### RECORDED DATA
:::::

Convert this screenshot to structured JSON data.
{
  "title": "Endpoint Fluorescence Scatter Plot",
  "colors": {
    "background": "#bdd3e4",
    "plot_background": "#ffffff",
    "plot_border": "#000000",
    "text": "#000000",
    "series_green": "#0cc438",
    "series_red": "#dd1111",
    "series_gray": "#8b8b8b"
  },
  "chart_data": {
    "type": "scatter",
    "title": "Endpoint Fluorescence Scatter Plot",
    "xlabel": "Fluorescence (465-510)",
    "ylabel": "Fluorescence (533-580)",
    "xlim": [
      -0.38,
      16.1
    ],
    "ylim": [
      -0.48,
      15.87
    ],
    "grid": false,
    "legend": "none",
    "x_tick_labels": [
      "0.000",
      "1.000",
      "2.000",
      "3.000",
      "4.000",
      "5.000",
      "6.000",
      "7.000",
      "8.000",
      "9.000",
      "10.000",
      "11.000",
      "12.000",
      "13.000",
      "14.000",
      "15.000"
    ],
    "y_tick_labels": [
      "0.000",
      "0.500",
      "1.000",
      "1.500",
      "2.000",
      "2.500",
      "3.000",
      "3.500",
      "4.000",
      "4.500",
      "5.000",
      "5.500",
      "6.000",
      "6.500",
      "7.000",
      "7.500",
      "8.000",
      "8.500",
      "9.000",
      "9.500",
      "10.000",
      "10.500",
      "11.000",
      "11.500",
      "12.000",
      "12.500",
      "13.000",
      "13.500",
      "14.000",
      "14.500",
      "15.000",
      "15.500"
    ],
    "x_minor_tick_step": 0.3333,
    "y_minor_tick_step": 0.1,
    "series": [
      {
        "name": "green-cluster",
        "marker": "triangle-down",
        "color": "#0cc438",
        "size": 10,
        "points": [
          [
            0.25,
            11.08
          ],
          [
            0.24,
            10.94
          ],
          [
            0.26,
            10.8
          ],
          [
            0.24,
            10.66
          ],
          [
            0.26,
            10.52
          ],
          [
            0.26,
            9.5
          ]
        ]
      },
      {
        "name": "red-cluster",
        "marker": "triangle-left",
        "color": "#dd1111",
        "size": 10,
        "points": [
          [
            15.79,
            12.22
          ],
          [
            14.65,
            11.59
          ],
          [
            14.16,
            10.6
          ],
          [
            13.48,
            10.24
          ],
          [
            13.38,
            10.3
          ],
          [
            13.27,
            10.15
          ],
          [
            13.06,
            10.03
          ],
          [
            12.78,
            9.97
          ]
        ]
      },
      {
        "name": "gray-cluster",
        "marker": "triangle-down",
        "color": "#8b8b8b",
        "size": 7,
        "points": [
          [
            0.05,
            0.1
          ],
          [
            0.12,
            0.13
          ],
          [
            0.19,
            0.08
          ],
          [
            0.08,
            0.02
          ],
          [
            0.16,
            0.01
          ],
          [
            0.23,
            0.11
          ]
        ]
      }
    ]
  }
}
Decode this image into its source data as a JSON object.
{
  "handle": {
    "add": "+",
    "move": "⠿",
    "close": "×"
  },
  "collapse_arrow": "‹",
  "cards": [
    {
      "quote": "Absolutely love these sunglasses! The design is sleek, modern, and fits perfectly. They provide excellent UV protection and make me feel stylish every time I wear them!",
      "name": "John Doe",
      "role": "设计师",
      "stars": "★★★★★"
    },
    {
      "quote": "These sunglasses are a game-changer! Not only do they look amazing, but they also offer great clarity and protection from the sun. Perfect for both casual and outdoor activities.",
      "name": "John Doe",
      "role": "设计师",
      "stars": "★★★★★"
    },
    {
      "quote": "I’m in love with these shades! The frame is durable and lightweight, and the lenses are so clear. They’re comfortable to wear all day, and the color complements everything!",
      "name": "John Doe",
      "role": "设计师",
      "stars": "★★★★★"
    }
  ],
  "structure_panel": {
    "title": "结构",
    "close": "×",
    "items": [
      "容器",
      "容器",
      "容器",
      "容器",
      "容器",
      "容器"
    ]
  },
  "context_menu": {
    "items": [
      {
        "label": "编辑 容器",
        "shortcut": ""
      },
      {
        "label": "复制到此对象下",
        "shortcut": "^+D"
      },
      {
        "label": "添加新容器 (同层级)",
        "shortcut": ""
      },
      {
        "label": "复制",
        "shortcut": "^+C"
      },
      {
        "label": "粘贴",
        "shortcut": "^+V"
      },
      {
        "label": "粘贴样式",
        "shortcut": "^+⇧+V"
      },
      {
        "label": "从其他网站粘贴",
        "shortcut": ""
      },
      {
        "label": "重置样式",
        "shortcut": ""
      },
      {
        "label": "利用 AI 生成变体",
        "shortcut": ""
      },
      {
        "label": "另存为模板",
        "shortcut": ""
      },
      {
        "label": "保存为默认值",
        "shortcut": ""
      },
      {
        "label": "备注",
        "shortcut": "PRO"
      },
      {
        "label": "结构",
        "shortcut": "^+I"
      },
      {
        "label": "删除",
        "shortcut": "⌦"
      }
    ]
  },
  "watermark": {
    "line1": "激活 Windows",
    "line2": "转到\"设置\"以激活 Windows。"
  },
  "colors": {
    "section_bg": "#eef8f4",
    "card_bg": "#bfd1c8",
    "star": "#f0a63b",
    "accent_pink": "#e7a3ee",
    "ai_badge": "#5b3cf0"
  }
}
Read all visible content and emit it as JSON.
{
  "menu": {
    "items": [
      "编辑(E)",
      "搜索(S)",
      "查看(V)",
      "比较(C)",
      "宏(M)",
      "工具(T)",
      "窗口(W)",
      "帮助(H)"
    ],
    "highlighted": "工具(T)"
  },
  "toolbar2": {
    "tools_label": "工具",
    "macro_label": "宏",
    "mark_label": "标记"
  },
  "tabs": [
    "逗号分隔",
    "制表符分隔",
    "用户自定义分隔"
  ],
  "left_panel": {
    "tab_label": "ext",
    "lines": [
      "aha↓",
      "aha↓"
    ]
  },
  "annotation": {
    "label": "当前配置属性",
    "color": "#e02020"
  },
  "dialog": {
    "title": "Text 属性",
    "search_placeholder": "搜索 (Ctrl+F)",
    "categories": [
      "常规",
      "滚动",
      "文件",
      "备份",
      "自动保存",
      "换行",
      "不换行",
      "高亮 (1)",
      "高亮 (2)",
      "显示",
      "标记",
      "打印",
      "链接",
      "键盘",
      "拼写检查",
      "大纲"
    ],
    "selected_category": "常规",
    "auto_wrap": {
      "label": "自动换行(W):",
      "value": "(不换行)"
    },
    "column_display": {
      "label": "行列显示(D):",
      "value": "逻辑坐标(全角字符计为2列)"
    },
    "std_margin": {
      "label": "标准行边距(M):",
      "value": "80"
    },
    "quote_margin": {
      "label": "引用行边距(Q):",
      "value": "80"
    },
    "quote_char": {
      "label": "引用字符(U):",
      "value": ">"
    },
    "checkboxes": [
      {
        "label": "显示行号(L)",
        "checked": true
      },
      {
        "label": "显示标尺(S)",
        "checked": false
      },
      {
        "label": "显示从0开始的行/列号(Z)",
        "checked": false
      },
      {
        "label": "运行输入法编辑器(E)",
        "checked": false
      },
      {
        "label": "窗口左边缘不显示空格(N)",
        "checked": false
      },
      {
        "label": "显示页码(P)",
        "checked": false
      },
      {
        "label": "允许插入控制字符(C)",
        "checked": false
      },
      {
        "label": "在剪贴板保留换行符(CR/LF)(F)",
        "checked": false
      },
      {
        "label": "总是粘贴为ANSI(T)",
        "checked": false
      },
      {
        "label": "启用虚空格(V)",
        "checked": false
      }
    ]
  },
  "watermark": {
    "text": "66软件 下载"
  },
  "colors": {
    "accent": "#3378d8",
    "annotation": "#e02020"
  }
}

:::::

### TASK TO COMPLETE
Quote all of the entries exactly as they appear.

### RESPONSE
Convert this screenshot to structured JSON data.
{
  "title": "Endpoint Fluorescence Scatter Plot",
  "colors": {
    "background": "#bdd3e4",
    "plot_background": "#ffffff",
    "plot_border": "#000000",
    "text": "#000000",
    "series_green": "#0cc438",
    "series_red": "#dd1111",
    "series_gray": "#8b8b8b"
  },
  "chart_data": {
    "type": "scatter",
    "title": "Endpoint Fluorescence Scatter Plot",
    "xlabel": "Fluorescence (465-510)",
    "ylabel": "Fluorescence (533-580)",
    "xlim": [
      -0.38,
      16.1
    ],
    "ylim": [
      -0.48,
      15.87
    ],
    "grid": false,
    "legend": "none",
    "x_tick_labels": [
      "0.000",
      "1.000",
      "2.000",
      "3.000",
      "4.000",
      "5.000",
      "6.000",
      "7.000",
      "8.000",
      "9.000",
      "10.000",
      "11.000",
      "12.000",
      "13.000",
      "14.000",
      "15.000"
    ],
    "y_tick_labels": [
      "0.000",
      "0.500",
      "1.000",
      "1.500",
      "2.000",
      "2.500",
      "3.000",
      "3.500",
      "4.000",
      "4.500",
      "5.000",
      "5.500",
      "6.000",
      "6.500",
      "7.000",
      "7.500",
      "8.000",
      "8.500",
      "9.000",
      "9.500",
      "10.000",
      "10.500",
      "11.000",
      "11.500",
      "12.000",
      "12.500",
      "13.000",
      "13.500",
      "14.000",
      "14.500",
      "15.000",
      "15.500"
    ],
    "x_minor_tick_step": 0.3333,
    "y_minor_tick_step": 0.1,
    "series": [
      {
        "name": "green-cluster",
        "marker": "triangle-down",
        "color": "#0cc438",
        "size": 10,
        "points": [
          [
            0.25,
            11.08
          ],
          [
            0.24,
            10.94
          ],
          [
            0.26,
            10.8
          ],
          [
            0.24,
            10.66
          ],
          [
            0.26,
            10.52
          ],
          [
            0.26,
            9.5
          ]
        ]
      },
      {
        "name": "red-cluster",
        "marker": "triangle-left",
        "color": "#dd1111",
        "size": 10,
        "points": [
          [
            15.79,
            12.22
          ],
          [
            14.65,
            11.59
          ],
          [
            14.16,
            10.6
          ],
          [
            13.48,
            10.24
          ],
          [
            13.38,
            10.3
          ],
          [
            13.27,
            10.15
          ],
          [
            13.06,
            10.03
          ],
          [
            12.78,
            9.97
          ]
        ]
      },
      {
        "name": "gray-cluster",
        "marker": "triangle-down",
        "color": "#8b8b8b",
        "size": 7,
        "points": [
          [
            0.05,
            0.1
          ],
          [
            0.12,
            0.13
          ],
          [
            0.19,
            0.08
          ],
          [
            0.08,
            0.02
          ],
          [
            0.16,
            0.01
          ],
          [
            0.23,
            0.11
          ]
        ]
      }
    ]
  }
}
Decode this image into its source data as a JSON object.
{
  "handle": {
    "add": "+",
    "move": "⠿",
    "close": "×"
  },
  "collapse_arrow": "‹",
  "cards": [
    {
      "quote": "Absolutely love these sunglasses! The design is sleek, modern, and fits perfectly. They provide excellent UV protection and make me feel stylish every time I wear them!",
      "name": "John Doe",
      "role": "设计师",
      "stars": "★★★★★"
    },
    {
      "quote": "These sunglasses are a game-changer! Not only do they look amazing, but they also offer great clarity and protection from the sun. Perfect for both casual and outdoor activities.",
      "name": "John Doe",
      "role": "设计师",
      "stars": "★★★★★"
    },
    {
      "quote": "I’m in love with these shades! The frame is durable and lightweight, and the lenses are so clear. They’re comfortable to wear all day, and the color complements everything!",
      "name": "John Doe",
      "role": "设计师",
      "stars": "★★★★★"
    }
  ],
  "structure_panel": {
    "title": "结构",
    "close": "×",
    "items": [
      "容器",
      "容器",
      "容器",
      "容器",
      "容器",
      "容器"
    ]
  },
  "context_menu": {
    "items": [
      {
        "label": "编辑 容器",
        "shortcut": ""
      },
      {
        "label": "复制到此对象下",
        "shortcut": "^+D"
      },
      {
        "label": "添加新容器 (同层级)",
        "shortcut": ""
      },
      {
        "label": "复制",
        "shortcut": "^+C"
      },
      {
        "label": "粘贴",
        "shortcut": "^+V"
      },
      {
        "label": "粘贴样式",
        "shortcut": "^+⇧+V"
      },
      {
        "label": "从其他网站粘贴",
        "shortcut": ""
      },
      {
        "label": "重置样式",
        "shortcut": ""
      },
      {
        "label": "利用 AI 生成变体",
        "shortcut": ""
      },
      {
        "label": "另存为模板",
        "shortcut": ""
      },
      {
        "label": "保存为默认值",
        "shortcut": ""
      },
      {
        "label": "备注",
        "shortcut": "PRO"
      },
      {
        "label": "结构",
        "shortcut": "^+I"
      },
      {
        "label": "删除",
        "shortcut": "⌦"
      }
    ]
  },
  "watermark": {
    "line1": "激活 Windows",
    "line2": "转到\"设置\"以激活 Windows。"
  },
  "colors": {
    "section_bg": "#eef8f4",
    "card_bg": "#bfd1c8",
    "star": "#f0a63b",
    "accent_pink": "#e7a3ee",
    "ai_badge": "#5b3cf0"
  }
}
Read all visible content and emit it as JSON.
{
  "menu": {
    "items": [
      "编辑(E)",
      "搜索(S)",
      "查看(V)",
      "比较(C)",
      "宏(M)",
      "工具(T)",
      "窗口(W)",
      "帮助(H)"
    ],
    "highlighted": "工具(T)"
  },
  "toolbar2": {
    "tools_label": "工具",
    "macro_label": "宏",
    "mark_label": "标记"
  },
  "tabs": [
    "逗号分隔",
    "制表符分隔",
    "用户自定义分隔"
  ],
  "left_panel": {
    "tab_label": "ext",
    "lines": [
      "aha↓",
      "aha↓"
    ]
  },
  "annotation": {
    "label": "当前配置属性",
    "color": "#e02020"
  },
  "dialog": {
    "title": "Text 属性",
    "search_placeholder": "搜索 (Ctrl+F)",
    "categories": [
      "常规",
      "滚动",
      "文件",
      "备份",
      "自动保存",
      "换行",
      "不换行",
      "高亮 (1)",
      "高亮 (2)",
      "显示",
      "标记",
      "打印",
      "链接",
      "键盘",
      "拼写检查",
      "大纲"
    ],
    "selected_category": "常规",
    "auto_wrap": {
      "label": "自动换行(W):",
      "value": "(不换行)"
    },
    "column_display": {
      "label": "行列显示(D):",
      "value": "逻辑坐标(全角字符计为2列)"
    },
    "std_margin": {
      "label": "标准行边距(M):",
      "value": "80"
    },
    "quote_margin": {
      "label": "引用行边距(Q):",
      "value": "80"
    },
    "quote_char": {
      "label": "引用字符(U):",
      "value": ">"
    },
    "checkboxes": [
      {
        "label": "显示行号(L)",
        "checked": true
      },
      {
        "label": "显示标尺(S)",
        "checked": false
      },
      {
        "label": "显示从0开始的行/列号(Z)",
        "checked": false
      },
      {
        "label": "运行输入法编辑器(E)",
        "checked": false
      },
      {
        "label": "窗口左边缘不显示空格(N)",
        "checked": false
      },
      {
        "label": "显示页码(P)",
        "checked": false
      },
      {
        "label": "允许插入控制字符(C)",
        "checked": false
      },
      {
        "label": "在剪贴板保留换行符(CR/LF)(F)",
        "checked": false
      },
      {
        "label": "总是粘贴为ANSI(T)",
        "checked": false
      },
      {
        "label": "启用虚空格(V)",
        "checked": false
      }
    ]
  },
  "watermark": {
    "text": "66软件 下载"
  },
  "colors": {
    "accent": "#3378d8",
    "annotation": "#e02020"
  }
}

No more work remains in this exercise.